▸ **TASK REQUIREMENTS**
Show all lines from the listing below that contain "lenguaje".

___

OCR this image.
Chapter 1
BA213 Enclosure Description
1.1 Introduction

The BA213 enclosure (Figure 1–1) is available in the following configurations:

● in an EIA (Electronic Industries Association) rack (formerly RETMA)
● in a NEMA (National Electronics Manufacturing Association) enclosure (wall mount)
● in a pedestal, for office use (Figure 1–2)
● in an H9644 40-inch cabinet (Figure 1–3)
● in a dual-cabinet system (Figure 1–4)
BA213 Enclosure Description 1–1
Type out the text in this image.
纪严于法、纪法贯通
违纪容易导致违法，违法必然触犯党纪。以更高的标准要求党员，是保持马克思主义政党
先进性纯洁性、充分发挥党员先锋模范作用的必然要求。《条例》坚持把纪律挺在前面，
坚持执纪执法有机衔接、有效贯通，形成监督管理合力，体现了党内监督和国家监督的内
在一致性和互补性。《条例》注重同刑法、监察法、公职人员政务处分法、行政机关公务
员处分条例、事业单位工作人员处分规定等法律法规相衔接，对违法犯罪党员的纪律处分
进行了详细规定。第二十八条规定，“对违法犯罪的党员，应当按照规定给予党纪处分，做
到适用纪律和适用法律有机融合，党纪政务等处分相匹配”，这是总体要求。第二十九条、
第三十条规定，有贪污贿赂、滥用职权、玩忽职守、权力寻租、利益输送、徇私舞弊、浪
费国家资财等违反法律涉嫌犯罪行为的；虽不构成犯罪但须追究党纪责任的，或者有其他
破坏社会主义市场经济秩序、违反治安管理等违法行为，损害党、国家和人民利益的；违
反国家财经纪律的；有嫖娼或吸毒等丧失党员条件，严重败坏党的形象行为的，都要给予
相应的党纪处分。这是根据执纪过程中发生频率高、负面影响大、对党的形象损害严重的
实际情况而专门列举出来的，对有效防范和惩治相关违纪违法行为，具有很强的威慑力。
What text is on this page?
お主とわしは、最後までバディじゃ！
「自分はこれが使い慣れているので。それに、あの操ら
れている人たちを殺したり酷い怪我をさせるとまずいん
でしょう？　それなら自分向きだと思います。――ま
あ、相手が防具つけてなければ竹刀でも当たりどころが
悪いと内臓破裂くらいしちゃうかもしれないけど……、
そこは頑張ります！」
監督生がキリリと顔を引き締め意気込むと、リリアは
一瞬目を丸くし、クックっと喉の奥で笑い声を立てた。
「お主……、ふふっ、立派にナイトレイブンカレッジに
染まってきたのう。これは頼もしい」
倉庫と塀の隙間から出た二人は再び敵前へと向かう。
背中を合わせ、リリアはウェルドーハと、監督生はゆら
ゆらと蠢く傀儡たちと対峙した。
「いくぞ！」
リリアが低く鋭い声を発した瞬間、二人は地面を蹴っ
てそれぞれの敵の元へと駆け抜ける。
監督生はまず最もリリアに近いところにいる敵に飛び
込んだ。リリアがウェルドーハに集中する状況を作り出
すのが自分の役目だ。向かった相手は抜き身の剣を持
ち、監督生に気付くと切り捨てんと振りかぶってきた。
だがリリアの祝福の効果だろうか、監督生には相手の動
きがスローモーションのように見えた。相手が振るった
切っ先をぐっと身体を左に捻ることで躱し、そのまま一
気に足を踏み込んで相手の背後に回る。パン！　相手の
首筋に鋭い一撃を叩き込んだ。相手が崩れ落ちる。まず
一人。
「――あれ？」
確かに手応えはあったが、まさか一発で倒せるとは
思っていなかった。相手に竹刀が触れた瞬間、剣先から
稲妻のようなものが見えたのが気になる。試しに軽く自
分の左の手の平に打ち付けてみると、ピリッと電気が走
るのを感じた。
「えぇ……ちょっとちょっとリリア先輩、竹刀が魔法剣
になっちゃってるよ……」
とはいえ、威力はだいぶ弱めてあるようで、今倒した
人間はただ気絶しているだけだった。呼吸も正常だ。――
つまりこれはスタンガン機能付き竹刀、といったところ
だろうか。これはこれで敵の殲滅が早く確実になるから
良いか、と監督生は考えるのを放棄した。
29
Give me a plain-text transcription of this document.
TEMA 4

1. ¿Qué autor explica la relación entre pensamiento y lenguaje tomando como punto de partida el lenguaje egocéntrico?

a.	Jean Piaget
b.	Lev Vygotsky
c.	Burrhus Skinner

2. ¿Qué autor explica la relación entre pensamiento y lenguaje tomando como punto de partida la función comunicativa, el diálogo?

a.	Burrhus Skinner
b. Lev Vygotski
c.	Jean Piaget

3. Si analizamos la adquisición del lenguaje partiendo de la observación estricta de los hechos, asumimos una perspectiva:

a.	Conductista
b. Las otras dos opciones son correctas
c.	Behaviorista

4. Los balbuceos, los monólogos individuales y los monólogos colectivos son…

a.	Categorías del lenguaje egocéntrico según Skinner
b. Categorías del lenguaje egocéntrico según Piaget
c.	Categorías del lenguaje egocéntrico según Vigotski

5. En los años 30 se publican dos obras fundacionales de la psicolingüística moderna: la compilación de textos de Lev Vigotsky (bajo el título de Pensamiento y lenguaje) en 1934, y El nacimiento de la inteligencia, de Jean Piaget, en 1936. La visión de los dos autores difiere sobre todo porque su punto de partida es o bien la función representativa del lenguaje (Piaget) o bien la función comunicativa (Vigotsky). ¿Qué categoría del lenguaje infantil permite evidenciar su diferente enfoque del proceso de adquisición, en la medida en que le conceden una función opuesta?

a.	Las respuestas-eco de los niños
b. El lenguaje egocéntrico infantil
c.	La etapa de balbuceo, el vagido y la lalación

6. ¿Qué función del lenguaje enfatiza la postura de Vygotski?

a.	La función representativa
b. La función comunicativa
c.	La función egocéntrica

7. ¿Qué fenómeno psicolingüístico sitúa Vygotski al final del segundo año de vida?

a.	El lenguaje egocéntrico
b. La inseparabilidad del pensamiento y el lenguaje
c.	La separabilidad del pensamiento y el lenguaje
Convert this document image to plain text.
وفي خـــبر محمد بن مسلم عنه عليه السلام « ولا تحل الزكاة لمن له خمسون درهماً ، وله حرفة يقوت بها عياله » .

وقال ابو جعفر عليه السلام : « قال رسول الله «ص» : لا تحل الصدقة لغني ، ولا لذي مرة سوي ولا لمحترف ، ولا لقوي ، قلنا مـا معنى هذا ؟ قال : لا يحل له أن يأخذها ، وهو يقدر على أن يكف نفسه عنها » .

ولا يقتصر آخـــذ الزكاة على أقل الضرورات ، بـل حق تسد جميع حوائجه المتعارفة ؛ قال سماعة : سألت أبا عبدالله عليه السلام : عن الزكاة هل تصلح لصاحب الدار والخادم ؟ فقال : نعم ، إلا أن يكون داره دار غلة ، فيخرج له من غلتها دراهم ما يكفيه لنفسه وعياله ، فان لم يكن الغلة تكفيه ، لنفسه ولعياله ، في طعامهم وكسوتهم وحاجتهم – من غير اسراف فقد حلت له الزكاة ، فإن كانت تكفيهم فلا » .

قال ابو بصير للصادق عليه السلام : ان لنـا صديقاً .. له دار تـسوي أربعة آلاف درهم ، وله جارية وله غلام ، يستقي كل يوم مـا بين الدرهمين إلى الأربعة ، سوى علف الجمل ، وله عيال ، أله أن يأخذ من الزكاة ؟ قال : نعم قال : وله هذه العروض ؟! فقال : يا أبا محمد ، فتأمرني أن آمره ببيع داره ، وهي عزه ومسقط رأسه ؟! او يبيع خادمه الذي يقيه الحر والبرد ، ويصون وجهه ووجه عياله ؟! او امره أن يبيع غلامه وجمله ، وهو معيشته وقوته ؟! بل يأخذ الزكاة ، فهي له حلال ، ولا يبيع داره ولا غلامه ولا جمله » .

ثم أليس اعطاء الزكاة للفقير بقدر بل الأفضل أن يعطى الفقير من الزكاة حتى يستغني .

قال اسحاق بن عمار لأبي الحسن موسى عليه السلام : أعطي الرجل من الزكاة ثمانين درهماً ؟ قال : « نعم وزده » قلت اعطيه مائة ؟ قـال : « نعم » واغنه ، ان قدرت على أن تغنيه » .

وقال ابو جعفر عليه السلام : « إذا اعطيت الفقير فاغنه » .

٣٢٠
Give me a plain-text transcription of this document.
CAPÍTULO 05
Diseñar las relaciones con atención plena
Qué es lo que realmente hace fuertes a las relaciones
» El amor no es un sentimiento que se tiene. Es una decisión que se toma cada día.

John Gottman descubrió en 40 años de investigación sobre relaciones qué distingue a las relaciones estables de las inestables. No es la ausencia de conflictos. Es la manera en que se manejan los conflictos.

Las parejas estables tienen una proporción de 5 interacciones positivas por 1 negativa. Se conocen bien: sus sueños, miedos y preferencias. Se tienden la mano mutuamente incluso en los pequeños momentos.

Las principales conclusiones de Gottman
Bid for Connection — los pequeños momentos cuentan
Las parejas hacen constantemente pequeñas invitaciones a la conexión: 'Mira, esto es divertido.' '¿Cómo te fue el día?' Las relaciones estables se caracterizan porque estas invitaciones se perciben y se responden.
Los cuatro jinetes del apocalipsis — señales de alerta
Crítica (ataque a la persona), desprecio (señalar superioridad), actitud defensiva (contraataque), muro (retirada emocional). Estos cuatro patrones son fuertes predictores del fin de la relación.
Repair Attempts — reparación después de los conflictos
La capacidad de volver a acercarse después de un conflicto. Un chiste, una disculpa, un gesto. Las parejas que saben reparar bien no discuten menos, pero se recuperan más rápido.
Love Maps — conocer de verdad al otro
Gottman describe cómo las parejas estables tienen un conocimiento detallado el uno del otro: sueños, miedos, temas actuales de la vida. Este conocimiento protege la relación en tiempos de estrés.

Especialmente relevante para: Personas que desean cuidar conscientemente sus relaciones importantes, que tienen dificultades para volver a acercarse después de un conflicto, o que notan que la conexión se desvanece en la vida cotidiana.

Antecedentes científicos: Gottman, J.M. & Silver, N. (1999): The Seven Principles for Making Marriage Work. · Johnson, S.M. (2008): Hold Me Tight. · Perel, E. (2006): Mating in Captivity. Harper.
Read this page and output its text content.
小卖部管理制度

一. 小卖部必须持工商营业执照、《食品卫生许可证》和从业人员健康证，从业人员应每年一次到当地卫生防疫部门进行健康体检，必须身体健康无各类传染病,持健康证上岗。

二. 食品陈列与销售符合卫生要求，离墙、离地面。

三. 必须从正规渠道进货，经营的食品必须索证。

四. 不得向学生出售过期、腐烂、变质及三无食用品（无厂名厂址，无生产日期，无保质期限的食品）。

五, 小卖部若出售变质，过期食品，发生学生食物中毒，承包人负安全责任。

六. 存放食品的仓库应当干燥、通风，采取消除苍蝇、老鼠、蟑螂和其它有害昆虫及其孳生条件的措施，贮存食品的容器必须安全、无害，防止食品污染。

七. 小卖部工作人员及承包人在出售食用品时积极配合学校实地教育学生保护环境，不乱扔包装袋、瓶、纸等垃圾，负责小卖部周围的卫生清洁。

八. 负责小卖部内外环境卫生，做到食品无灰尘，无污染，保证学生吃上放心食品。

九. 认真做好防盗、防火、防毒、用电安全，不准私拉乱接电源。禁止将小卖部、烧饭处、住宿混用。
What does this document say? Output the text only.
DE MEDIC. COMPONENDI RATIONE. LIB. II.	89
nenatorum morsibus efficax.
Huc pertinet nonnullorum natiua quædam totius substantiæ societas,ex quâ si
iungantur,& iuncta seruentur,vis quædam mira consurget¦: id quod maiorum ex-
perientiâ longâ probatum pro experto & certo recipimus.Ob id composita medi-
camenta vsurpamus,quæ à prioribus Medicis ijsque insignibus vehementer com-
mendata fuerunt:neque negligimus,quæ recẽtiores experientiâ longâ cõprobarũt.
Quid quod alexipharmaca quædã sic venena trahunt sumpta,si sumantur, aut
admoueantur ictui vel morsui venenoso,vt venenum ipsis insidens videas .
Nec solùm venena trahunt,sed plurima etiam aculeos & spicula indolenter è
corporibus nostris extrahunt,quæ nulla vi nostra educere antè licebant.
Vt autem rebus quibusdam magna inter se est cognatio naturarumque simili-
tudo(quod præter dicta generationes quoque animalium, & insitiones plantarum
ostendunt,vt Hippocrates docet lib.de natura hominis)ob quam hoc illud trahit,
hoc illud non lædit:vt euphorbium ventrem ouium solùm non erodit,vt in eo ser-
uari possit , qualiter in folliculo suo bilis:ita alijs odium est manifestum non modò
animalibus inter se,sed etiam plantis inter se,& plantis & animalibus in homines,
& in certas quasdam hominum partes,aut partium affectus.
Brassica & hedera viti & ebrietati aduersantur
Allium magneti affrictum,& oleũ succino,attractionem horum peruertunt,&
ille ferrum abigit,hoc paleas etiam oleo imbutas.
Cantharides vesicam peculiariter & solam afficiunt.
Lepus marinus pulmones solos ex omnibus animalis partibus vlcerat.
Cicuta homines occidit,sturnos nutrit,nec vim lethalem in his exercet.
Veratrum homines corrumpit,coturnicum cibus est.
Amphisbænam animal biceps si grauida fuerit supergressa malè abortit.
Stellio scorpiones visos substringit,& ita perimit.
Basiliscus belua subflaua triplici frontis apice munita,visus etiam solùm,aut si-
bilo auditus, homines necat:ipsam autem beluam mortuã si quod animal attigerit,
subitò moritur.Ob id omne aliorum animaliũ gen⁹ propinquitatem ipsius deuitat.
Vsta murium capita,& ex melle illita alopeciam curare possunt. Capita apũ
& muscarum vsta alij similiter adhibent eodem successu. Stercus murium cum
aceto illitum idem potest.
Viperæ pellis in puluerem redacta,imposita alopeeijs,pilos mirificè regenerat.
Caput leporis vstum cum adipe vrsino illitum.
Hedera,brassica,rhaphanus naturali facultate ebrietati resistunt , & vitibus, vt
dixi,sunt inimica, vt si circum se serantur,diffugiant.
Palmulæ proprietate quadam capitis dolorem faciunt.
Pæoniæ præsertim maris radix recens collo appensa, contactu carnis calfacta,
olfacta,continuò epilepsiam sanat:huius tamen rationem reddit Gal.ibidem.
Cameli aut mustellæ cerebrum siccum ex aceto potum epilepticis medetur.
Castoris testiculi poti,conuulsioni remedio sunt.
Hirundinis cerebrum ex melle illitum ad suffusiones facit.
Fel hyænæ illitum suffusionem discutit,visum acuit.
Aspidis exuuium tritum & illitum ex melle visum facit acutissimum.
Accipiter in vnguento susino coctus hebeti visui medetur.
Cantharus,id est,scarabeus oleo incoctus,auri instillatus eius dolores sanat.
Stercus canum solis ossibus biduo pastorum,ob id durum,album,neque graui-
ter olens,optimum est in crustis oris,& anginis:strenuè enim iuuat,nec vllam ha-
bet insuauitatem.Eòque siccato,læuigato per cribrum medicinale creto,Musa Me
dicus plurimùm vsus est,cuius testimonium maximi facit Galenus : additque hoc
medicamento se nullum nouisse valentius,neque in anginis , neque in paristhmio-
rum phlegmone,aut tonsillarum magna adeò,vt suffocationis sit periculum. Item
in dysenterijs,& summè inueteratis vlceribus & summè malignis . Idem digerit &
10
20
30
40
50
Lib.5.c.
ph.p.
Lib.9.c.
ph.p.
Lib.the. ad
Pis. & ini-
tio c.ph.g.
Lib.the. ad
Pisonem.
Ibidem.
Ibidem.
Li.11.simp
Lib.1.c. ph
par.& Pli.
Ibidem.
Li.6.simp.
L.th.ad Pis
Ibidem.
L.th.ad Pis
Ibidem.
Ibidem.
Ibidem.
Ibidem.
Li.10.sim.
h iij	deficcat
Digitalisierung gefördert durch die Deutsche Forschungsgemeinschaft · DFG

___

▸ **THE OUTPUT**
1. ¿Qué autor explica la relación entre pensamiento y lenguaje tomando como punto de partida el lenguaje egocéntrico?
2. ¿Qué autor explica la relación entre pensamiento y lenguaje tomando como punto de partida la función comunicativa, el diálogo?
3. Si analizamos la adquisición del lenguaje partiendo de la observación estricta de los hechos, asumimos una perspectiva:
a.	Categorías del lenguaje egocéntrico según Skinner
b. Categorías del lenguaje egocéntrico según Piaget
c.	Categorías del lenguaje egocéntrico según Vigotski
5. En los años 30 se publican dos obras fundacionales de la psicolingüística moderna: la compilación de textos de Lev Vigotsky (bajo el título de Pensamiento y lenguaje) en 1934, y El nacimiento de la inteligencia, de Jean Piaget, en 1936. La visión de los dos autores difiere sobre todo porque su punto de partida es o bien la función representativa del lenguaje (Piaget) o bien la función comunicativa (Vigotsky). ¿Qué categoría del lenguaje infantil permite evidenciar su diferente enfoque del proceso de adquisición, en la medida en que le conceden una función opuesta?
b. El lenguaje egocéntrico infantil
6. ¿Qué función del lenguaje enfatiza la postura de Vygotski?
a.	El lenguaje egocéntrico
b. La inseparabilidad del pensamiento y el lenguaje
c.	La separabilidad del pensamiento y el lenguaje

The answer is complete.